**PROBLEM TO WORK ON**
Pull out every line below holding the word "this".

Dataset listings of figures
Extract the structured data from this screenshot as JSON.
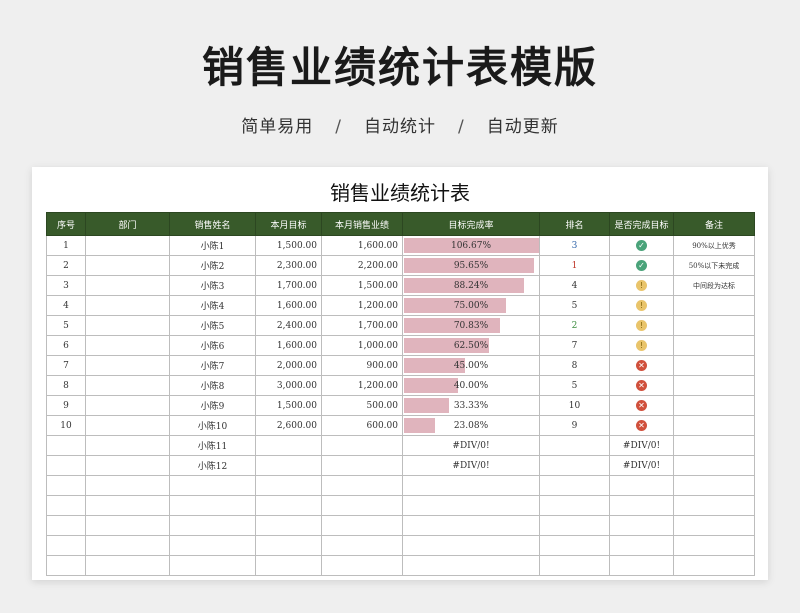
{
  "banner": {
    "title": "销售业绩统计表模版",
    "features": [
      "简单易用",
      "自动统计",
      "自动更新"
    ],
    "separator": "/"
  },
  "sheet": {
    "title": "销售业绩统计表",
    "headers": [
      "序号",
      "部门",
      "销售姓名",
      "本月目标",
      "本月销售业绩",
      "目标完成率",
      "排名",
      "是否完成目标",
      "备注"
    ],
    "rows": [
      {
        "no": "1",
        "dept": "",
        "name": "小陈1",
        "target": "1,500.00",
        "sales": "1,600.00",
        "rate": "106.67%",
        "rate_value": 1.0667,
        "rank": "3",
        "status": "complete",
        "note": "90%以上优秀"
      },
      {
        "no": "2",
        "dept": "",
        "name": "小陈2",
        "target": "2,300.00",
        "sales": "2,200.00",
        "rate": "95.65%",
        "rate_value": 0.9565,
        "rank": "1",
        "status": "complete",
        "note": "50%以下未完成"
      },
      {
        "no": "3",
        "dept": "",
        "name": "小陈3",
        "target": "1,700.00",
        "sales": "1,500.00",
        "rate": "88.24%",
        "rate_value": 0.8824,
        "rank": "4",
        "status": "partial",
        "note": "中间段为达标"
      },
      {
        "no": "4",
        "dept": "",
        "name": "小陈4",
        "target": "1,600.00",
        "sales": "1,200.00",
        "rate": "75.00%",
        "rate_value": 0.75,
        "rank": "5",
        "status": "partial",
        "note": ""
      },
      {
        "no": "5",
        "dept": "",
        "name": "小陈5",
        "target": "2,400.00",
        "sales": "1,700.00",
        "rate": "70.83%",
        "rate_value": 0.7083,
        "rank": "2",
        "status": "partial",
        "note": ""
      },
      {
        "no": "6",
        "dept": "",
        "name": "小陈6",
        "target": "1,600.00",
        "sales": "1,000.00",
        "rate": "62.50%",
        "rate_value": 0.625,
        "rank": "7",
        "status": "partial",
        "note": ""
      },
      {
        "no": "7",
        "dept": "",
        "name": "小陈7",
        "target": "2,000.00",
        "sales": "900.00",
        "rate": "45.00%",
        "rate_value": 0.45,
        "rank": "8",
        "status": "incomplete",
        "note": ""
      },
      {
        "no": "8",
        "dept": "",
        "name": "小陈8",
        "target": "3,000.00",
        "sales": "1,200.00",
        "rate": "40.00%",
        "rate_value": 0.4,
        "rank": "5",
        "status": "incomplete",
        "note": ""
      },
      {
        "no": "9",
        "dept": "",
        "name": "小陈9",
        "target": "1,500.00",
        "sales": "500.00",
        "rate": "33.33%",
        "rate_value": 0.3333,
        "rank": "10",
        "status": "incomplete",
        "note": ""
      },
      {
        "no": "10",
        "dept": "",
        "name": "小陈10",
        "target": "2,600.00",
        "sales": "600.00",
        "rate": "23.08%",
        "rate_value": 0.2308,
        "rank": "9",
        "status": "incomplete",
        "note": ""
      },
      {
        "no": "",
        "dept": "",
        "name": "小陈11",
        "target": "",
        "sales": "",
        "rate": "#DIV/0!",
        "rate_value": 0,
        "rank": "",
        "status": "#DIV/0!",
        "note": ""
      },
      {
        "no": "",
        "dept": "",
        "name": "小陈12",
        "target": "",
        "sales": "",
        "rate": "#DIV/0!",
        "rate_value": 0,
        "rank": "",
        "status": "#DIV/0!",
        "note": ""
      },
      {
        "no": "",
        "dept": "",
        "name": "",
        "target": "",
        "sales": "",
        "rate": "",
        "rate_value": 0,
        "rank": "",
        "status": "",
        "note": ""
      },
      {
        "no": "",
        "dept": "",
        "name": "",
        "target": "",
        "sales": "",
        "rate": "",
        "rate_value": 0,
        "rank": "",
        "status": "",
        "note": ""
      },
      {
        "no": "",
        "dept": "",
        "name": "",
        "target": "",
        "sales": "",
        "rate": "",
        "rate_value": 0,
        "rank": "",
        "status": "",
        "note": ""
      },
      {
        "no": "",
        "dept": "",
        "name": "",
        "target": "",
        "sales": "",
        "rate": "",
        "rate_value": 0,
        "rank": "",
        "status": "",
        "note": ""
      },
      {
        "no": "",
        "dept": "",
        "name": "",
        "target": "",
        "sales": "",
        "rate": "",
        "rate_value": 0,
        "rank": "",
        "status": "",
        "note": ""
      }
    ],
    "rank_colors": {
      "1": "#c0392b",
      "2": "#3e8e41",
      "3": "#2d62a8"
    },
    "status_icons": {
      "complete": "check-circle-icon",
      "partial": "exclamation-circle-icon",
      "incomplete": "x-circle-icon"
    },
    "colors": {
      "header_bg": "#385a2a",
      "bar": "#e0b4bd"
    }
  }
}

...

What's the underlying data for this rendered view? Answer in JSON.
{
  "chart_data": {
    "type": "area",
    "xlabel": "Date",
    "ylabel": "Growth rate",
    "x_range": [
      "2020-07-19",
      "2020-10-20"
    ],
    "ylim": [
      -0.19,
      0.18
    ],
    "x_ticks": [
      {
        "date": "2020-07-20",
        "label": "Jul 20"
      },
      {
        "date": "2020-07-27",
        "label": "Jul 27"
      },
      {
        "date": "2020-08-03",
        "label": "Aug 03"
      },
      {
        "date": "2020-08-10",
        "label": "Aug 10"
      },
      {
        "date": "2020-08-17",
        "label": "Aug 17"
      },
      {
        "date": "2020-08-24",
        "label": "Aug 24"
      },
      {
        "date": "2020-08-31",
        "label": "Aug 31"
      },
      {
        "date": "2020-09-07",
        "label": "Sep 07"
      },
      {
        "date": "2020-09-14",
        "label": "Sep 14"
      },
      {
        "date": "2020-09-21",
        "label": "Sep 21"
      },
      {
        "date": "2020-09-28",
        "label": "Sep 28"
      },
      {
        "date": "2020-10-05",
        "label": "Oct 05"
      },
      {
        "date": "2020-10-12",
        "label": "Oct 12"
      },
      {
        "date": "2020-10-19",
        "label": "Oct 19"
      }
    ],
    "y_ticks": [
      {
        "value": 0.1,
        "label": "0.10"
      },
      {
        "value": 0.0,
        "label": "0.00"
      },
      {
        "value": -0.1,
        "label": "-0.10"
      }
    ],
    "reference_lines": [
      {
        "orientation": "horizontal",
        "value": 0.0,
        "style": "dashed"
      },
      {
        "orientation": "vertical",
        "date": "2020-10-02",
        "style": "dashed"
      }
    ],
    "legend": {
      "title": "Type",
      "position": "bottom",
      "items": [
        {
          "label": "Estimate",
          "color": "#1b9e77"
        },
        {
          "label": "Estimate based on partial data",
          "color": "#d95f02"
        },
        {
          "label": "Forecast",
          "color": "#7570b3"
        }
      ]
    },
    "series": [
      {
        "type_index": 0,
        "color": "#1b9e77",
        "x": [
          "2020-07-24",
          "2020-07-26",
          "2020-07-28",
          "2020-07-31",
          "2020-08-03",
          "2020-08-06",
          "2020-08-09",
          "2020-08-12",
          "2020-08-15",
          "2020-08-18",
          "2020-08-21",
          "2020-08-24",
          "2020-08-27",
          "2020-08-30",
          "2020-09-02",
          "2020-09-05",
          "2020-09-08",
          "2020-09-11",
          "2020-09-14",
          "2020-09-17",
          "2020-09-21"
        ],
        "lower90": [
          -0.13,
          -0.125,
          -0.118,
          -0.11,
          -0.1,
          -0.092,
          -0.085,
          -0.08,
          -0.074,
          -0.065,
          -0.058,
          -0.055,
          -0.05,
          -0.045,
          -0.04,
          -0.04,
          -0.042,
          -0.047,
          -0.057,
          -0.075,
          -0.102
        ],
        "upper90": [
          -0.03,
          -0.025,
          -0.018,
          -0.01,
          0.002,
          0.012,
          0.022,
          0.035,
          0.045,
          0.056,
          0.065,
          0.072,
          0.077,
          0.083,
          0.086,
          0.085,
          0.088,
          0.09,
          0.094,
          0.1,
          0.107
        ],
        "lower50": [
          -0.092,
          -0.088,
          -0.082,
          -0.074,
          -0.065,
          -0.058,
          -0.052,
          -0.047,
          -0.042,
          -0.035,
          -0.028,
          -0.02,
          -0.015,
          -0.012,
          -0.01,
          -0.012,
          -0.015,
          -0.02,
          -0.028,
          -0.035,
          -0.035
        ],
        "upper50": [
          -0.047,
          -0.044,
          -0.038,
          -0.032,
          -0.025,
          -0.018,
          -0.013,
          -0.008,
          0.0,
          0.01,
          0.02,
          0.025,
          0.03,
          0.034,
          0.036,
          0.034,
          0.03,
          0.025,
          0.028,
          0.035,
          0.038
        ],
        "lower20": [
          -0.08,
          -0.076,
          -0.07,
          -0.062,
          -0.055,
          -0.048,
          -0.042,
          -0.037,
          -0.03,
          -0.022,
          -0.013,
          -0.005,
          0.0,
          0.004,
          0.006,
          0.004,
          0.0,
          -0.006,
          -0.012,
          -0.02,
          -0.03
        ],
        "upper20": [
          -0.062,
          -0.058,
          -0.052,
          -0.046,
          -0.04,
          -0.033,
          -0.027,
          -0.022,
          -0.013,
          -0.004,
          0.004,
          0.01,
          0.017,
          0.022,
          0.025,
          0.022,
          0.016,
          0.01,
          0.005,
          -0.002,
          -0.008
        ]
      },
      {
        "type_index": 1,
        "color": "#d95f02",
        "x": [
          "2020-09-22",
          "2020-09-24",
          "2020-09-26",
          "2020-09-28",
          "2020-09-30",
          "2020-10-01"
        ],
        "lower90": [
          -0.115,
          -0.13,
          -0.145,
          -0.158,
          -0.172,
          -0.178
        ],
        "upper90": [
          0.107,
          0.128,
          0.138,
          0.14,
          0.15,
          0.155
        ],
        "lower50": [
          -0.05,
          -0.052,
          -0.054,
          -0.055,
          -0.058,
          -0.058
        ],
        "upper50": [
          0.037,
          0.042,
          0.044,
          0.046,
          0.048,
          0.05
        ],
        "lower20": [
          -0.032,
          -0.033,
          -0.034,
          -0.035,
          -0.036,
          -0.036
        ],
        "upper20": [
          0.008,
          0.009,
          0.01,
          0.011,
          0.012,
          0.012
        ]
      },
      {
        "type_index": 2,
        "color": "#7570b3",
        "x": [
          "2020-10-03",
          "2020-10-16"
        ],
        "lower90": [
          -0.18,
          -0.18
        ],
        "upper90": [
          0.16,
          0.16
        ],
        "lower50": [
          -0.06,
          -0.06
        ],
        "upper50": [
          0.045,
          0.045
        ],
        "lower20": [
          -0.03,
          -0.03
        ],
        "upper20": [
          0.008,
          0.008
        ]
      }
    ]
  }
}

---

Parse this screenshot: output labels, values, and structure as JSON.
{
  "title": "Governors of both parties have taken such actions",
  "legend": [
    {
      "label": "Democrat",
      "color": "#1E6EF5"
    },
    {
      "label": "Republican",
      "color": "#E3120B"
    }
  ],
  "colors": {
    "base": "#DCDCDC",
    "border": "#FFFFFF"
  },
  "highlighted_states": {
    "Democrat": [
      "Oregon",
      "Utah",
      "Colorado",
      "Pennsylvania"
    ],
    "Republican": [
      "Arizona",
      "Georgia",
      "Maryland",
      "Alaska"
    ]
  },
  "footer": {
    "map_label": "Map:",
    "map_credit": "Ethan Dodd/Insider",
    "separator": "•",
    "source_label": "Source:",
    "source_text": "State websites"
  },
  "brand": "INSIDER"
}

**EXERCISE SOLUTION**
Extract the structured data from this screenshot as JSON.
What's the underlying data for this rendered view? Answer in JSON.
Parse this screenshot: output labels, values, and structure as JSON.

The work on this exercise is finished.